**Exercise brief**
Pictures are excluded from this exercise. Transcribe exactly the lines from the one containing "Parse this chart: output" through the last line of the listing.

**Record excerpts**

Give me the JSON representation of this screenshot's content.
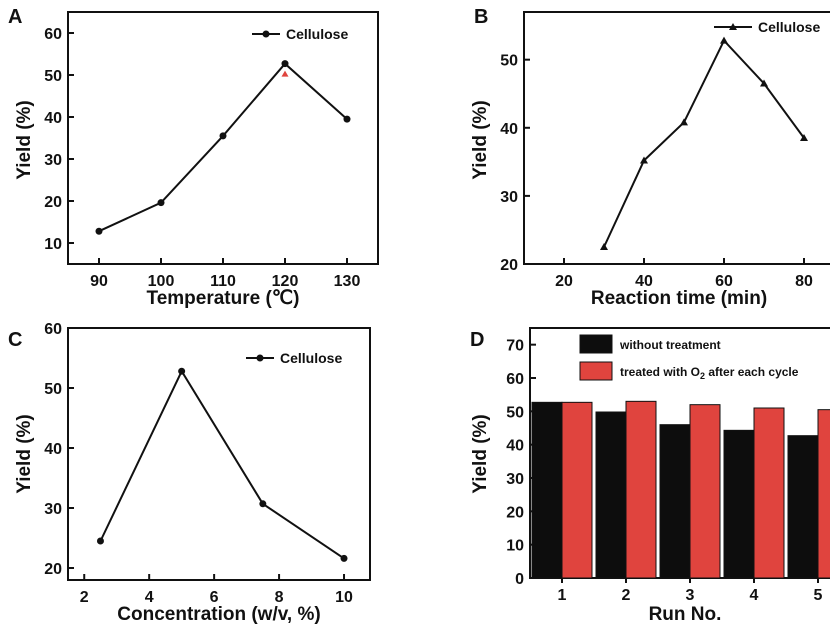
{
  "chart_data": [
    {
      "panel": "A",
      "type": "line",
      "xlabel": "Temperature (℃)",
      "ylabel": "Yield (%)",
      "xlim": [
        85,
        135
      ],
      "ylim": [
        5,
        65
      ],
      "xticks": [
        90,
        100,
        110,
        120,
        130
      ],
      "yticks": [
        10,
        20,
        30,
        40,
        50,
        60
      ],
      "legend_position": "top-right",
      "series": [
        {
          "name": "Cellulose",
          "marker": "circle",
          "x": [
            90,
            100,
            110,
            120,
            130
          ],
          "y": [
            12.8,
            19.6,
            35.5,
            52.7,
            39.5
          ]
        }
      ],
      "extra_points": [
        {
          "x": 120,
          "y": 50.2,
          "marker": "triangle",
          "color": "#e0443e"
        }
      ]
    },
    {
      "panel": "B",
      "type": "line",
      "xlabel": "Reaction time (min)",
      "ylabel": "Yield (%)",
      "xlim": [
        10,
        90
      ],
      "ylim": [
        20,
        57
      ],
      "xticks": [
        20,
        40,
        60,
        80
      ],
      "yticks": [
        20,
        30,
        40,
        50
      ],
      "legend_position": "top-right",
      "series": [
        {
          "name": "Cellulose",
          "marker": "triangle",
          "x": [
            30,
            40,
            50,
            60,
            70,
            80
          ],
          "y": [
            22.5,
            35.2,
            40.8,
            52.8,
            46.5,
            38.5
          ]
        }
      ]
    },
    {
      "panel": "C",
      "type": "line",
      "xlabel": "Concentration (w/v, %)",
      "ylabel": "Yield (%)",
      "xlim": [
        1.5,
        10.8
      ],
      "ylim": [
        18,
        60
      ],
      "xticks": [
        2,
        4,
        6,
        8,
        10
      ],
      "yticks": [
        20,
        30,
        40,
        50,
        60
      ],
      "legend_position": "top-right",
      "series": [
        {
          "name": "Cellulose",
          "marker": "circle",
          "x": [
            2.5,
            5,
            7.5,
            10
          ],
          "y": [
            24.5,
            52.8,
            30.7,
            21.6
          ]
        }
      ]
    },
    {
      "panel": "D",
      "type": "bar",
      "xlabel": "Run No.",
      "ylabel": "Yield (%)",
      "categories": [
        "1",
        "2",
        "3",
        "4",
        "5"
      ],
      "ylim": [
        0,
        75
      ],
      "yticks": [
        0,
        10,
        20,
        30,
        40,
        50,
        60,
        70
      ],
      "legend_position": "top-left",
      "series": [
        {
          "name": "without treatment",
          "color": "#0d0d0d",
          "values": [
            52.7,
            49.8,
            46.0,
            44.3,
            42.7
          ]
        },
        {
          "name": "treated with O",
          "name_subscript": "2",
          "name_suffix": " after each cycle",
          "color": "#e0443e",
          "values": [
            52.7,
            53.0,
            52.0,
            51.0,
            50.5
          ]
        }
      ]
    }
  ]
}
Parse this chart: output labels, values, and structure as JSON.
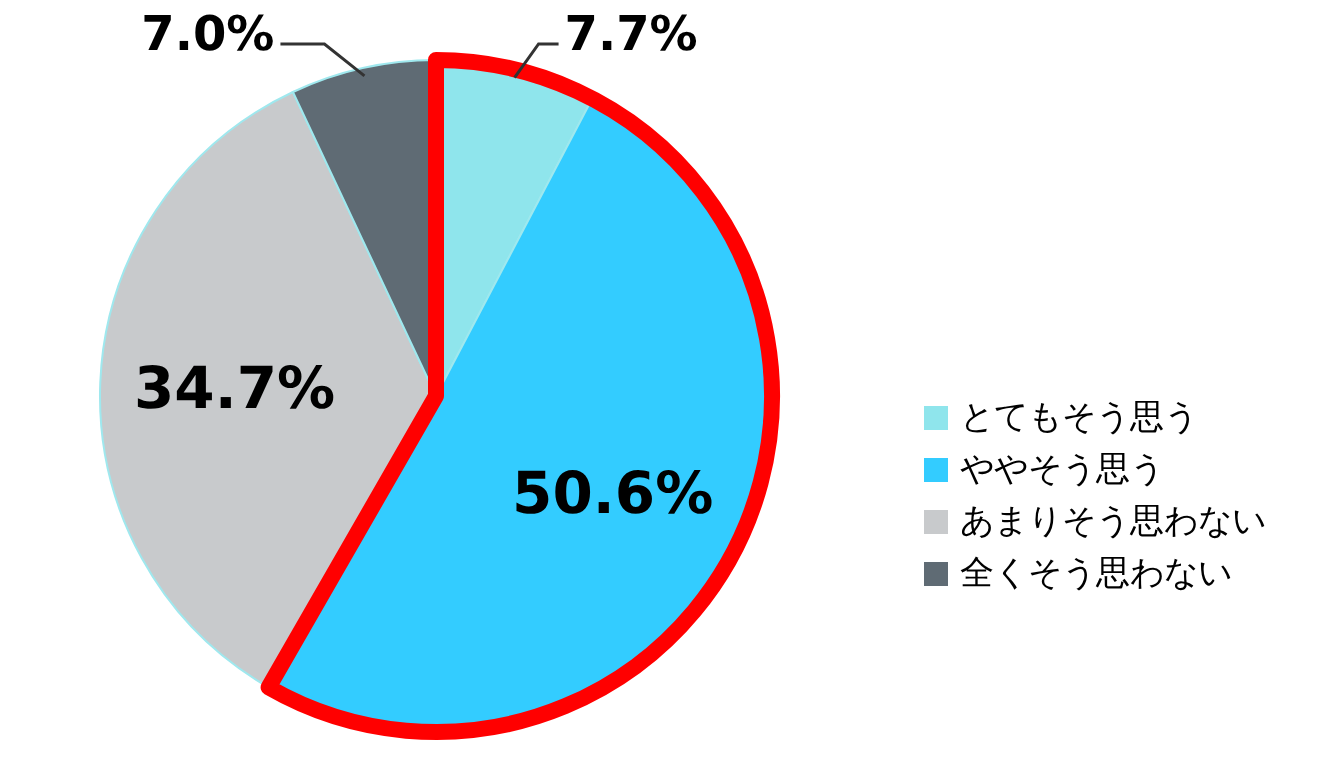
{
  "chart_data": {
    "type": "pie",
    "categories": [
      "とてもそう思う",
      "ややそう思う",
      "あまりそう思わない",
      "全くそう思わない"
    ],
    "values": [
      7.7,
      50.6,
      34.7,
      7.0
    ],
    "value_labels": [
      "7.7%",
      "50.6%",
      "34.7%",
      "7.0%"
    ],
    "colors": [
      "#8fe5ec",
      "#33ccff",
      "#c8cacc",
      "#5f6b74"
    ],
    "legend": "right"
  }
}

**Reply**
Parse this chart: output labels, values, and structure as JSON.
{
  "chart_data": {
    "type": "pie",
    "categories": [
      "とてもそう思う",
      "ややそう思う",
      "あまりそう思わない",
      "全くそう思わない"
    ],
    "values": [
      7.7,
      50.6,
      34.7,
      7.0
    ],
    "value_labels": [
      "7.7%",
      "50.6%",
      "34.7%",
      "7.0%"
    ],
    "colors": [
      "#8fe5ec",
      "#33ccff",
      "#c8cacc",
      "#5f6b74"
    ],
    "legend": "right"
  }
}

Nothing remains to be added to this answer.